== Task details ==
Can you transcribe the data exactly? Leave the pictures out.

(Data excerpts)
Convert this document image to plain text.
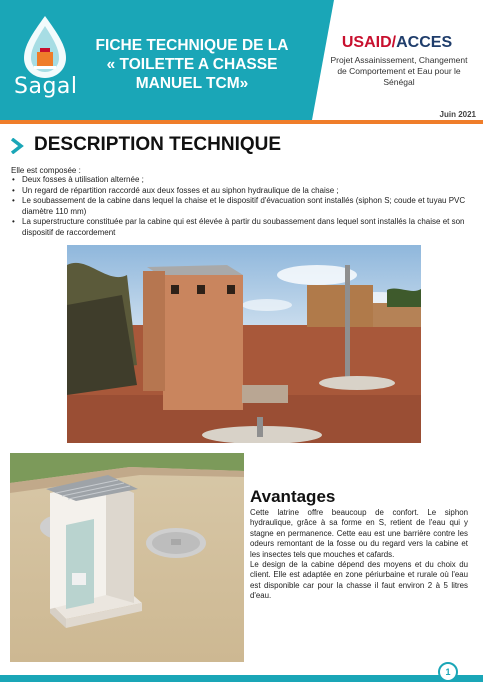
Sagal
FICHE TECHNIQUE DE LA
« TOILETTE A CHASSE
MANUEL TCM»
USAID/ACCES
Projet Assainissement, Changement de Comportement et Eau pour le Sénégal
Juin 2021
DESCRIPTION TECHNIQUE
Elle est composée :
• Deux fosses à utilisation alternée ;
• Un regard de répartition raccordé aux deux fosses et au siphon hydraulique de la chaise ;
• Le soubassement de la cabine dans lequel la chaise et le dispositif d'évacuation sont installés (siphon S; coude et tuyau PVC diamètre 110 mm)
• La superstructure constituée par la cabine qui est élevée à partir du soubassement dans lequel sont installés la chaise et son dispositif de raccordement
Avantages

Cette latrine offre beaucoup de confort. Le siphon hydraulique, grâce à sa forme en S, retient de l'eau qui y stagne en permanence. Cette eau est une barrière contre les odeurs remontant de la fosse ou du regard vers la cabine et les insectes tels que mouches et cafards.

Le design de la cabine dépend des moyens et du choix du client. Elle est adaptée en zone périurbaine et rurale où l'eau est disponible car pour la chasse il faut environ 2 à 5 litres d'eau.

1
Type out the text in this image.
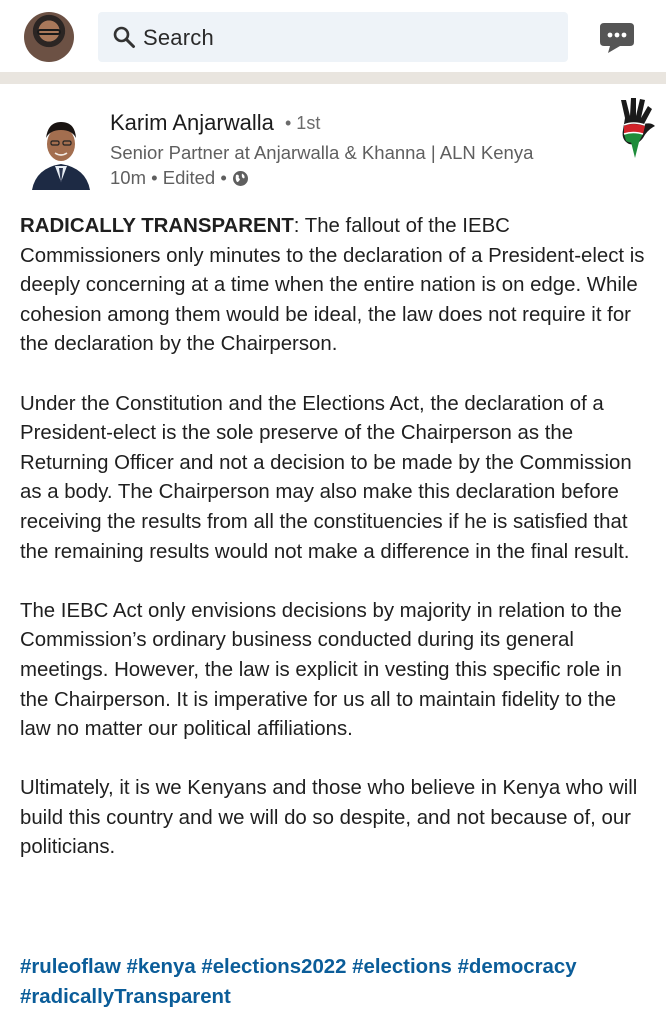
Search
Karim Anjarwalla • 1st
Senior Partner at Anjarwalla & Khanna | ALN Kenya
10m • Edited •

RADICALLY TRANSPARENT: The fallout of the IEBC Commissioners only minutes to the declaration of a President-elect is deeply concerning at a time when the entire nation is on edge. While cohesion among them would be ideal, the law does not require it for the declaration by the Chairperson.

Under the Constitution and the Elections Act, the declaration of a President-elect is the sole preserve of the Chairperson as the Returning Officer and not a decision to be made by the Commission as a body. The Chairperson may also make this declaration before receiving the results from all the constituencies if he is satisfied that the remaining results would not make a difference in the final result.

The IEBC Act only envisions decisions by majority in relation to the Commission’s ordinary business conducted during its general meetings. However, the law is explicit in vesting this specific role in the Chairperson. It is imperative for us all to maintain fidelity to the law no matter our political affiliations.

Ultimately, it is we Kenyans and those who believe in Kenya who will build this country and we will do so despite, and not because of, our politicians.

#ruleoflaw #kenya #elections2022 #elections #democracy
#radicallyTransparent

== Response to the task ==
Convert this document image to plain text.
Sagal
FICHE TECHNIQUE DE LA
« TOILETTE A CHASSE
MANUEL TCM»
USAID/ACCES
Projet Assainissement, Changement de Comportement et Eau pour le Sénégal
Juin 2021
DESCRIPTION TECHNIQUE
Elle est composée :
• Deux fosses à utilisation alternée ;
• Un regard de répartition raccordé aux deux fosses et au siphon hydraulique de la chaise ;
• Le soubassement de la cabine dans lequel la chaise et le dispositif d'évacuation sont installés (siphon S; coude et tuyau PVC diamètre 110 mm)
• La superstructure constituée par la cabine qui est élevée à partir du soubassement dans lequel sont installés la chaise et son dispositif de raccordement
Avantages

Cette latrine offre beaucoup de confort. Le siphon hydraulique, grâce à sa forme en S, retient de l'eau qui y stagne en permanence. Cette eau est une barrière contre les odeurs remontant de la fosse ou du regard vers la cabine et les insectes tels que mouches et cafards.

Le design de la cabine dépend des moyens et du choix du client. Elle est adaptée en zone périurbaine et rurale où l'eau est disponible car pour la chasse il faut environ 2 à 5 litres d'eau.

1
Type out the text in this image.
Search
Karim Anjarwalla • 1st
Senior Partner at Anjarwalla & Khanna | ALN Kenya
10m • Edited •

RADICALLY TRANSPARENT: The fallout of the IEBC Commissioners only minutes to the declaration of a President-elect is deeply concerning at a time when the entire nation is on edge. While cohesion among them would be ideal, the law does not require it for the declaration by the Chairperson.

Under the Constitution and the Elections Act, the declaration of a President-elect is the sole preserve of the Chairperson as the Returning Officer and not a decision to be made by the Commission as a body. The Chairperson may also make this declaration before receiving the results from all the constituencies if he is satisfied that the remaining results would not make a difference in the final result.

The IEBC Act only envisions decisions by majority in relation to the Commission’s ordinary business conducted during its general meetings. However, the law is explicit in vesting this specific role in the Chairperson. It is imperative for us all to maintain fidelity to the law no matter our political affiliations.

Ultimately, it is we Kenyans and those who believe in Kenya who will build this country and we will do so despite, and not because of, our politicians.

#ruleoflaw #kenya #elections2022 #elections #democracy
#radicallyTransparent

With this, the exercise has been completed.